--- start of RECORDS SUPPLIED ---

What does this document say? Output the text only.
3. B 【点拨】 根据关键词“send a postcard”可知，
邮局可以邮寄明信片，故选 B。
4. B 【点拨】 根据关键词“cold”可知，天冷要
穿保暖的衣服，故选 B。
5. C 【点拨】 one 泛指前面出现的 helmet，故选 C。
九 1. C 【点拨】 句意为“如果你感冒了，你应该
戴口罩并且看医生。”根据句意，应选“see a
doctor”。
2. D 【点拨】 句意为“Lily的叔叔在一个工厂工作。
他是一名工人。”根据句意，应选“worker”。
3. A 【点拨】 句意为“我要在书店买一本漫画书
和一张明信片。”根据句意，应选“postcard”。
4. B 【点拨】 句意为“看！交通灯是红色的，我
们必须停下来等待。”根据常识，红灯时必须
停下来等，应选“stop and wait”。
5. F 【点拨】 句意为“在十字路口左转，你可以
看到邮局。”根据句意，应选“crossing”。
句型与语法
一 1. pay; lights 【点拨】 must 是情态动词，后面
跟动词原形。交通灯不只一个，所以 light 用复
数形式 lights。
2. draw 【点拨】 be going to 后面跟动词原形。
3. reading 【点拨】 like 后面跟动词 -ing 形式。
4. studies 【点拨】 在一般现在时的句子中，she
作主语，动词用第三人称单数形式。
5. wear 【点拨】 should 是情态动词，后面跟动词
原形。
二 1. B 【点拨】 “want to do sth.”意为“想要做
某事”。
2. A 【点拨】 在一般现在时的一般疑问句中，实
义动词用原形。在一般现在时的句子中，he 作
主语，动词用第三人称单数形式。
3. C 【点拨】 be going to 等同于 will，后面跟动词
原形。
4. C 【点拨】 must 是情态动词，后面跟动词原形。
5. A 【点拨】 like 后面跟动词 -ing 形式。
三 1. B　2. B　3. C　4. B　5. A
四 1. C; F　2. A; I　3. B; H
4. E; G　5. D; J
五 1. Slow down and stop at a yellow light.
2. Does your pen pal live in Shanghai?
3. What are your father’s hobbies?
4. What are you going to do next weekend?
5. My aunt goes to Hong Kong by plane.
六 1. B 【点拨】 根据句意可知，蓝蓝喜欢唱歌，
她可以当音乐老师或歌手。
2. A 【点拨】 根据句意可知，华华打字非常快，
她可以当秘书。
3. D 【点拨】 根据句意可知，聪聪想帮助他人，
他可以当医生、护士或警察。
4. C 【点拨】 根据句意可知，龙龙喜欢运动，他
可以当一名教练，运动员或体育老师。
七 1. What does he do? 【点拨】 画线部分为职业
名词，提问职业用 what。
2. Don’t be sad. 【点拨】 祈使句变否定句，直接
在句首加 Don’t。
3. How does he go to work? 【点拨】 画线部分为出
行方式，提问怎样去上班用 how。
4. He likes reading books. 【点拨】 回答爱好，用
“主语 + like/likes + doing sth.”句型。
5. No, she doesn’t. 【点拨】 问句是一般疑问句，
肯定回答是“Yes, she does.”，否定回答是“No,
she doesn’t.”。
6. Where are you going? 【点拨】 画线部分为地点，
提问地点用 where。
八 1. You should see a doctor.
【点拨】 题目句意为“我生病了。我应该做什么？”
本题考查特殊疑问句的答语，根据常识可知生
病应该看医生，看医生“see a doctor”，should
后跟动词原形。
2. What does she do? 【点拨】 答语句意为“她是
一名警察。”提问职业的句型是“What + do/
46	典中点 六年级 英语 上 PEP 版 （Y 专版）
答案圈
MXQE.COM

--- end of RECORDS SUPPLIED ---

- AIM -
Every record shown above should be written out again exactly.

- WORKED SOLUTION -
What does this document say? Output the text only.
3. B 【点拨】 根据关键词“send a postcard”可知，
邮局可以邮寄明信片，故选 B。
4. B 【点拨】 根据关键词“cold”可知，天冷要
穿保暖的衣服，故选 B。
5. C 【点拨】 one 泛指前面出现的 helmet，故选 C。
九 1. C 【点拨】 句意为“如果你感冒了，你应该
戴口罩并且看医生。”根据句意，应选“see a
doctor”。
2. D 【点拨】 句意为“Lily的叔叔在一个工厂工作。
他是一名工人。”根据句意，应选“worker”。
3. A 【点拨】 句意为“我要在书店买一本漫画书
和一张明信片。”根据句意，应选“postcard”。
4. B 【点拨】 句意为“看！交通灯是红色的，我
们必须停下来等待。”根据常识，红灯时必须
停下来等，应选“stop and wait”。
5. F 【点拨】 句意为“在十字路口左转，你可以
看到邮局。”根据句意，应选“crossing”。
句型与语法
一 1. pay; lights 【点拨】 must 是情态动词，后面
跟动词原形。交通灯不只一个，所以 light 用复
数形式 lights。
2. draw 【点拨】 be going to 后面跟动词原形。
3. reading 【点拨】 like 后面跟动词 -ing 形式。
4. studies 【点拨】 在一般现在时的句子中，she
作主语，动词用第三人称单数形式。
5. wear 【点拨】 should 是情态动词，后面跟动词
原形。
二 1. B 【点拨】 “want to do sth.”意为“想要做
某事”。
2. A 【点拨】 在一般现在时的一般疑问句中，实
义动词用原形。在一般现在时的句子中，he 作
主语，动词用第三人称单数形式。
3. C 【点拨】 be going to 等同于 will，后面跟动词
原形。
4. C 【点拨】 must 是情态动词，后面跟动词原形。
5. A 【点拨】 like 后面跟动词 -ing 形式。
三 1. B　2. B　3. C　4. B　5. A
四 1. C; F　2. A; I　3. B; H
4. E; G　5. D; J
五 1. Slow down and stop at a yellow light.
2. Does your pen pal live in Shanghai?
3. What are your father’s hobbies?
4. What are you going to do next weekend?
5. My aunt goes to Hong Kong by plane.
六 1. B 【点拨】 根据句意可知，蓝蓝喜欢唱歌，
她可以当音乐老师或歌手。
2. A 【点拨】 根据句意可知，华华打字非常快，
她可以当秘书。
3. D 【点拨】 根据句意可知，聪聪想帮助他人，
他可以当医生、护士或警察。
4. C 【点拨】 根据句意可知，龙龙喜欢运动，他
可以当一名教练，运动员或体育老师。
七 1. What does he do? 【点拨】 画线部分为职业
名词，提问职业用 what。
2. Don’t be sad. 【点拨】 祈使句变否定句，直接
在句首加 Don’t。
3. How does he go to work? 【点拨】 画线部分为出
行方式，提问怎样去上班用 how。
4. He likes reading books. 【点拨】 回答爱好，用
“主语 + like/likes + doing sth.”句型。
5. No, she doesn’t. 【点拨】 问句是一般疑问句，
肯定回答是“Yes, she does.”，否定回答是“No,
she doesn’t.”。
6. Where are you going? 【点拨】 画线部分为地点，
提问地点用 where。
八 1. You should see a doctor.
【点拨】 题目句意为“我生病了。我应该做什么？”
本题考查特殊疑问句的答语，根据常识可知生
病应该看医生，看医生“see a doctor”，should
后跟动词原形。
2. What does she do? 【点拨】 答语句意为“她是
一名警察。”提问职业的句型是“What + do/
46	典中点 六年级 英语 上 PEP 版 （Y 专版）
答案圈
MXQE.COM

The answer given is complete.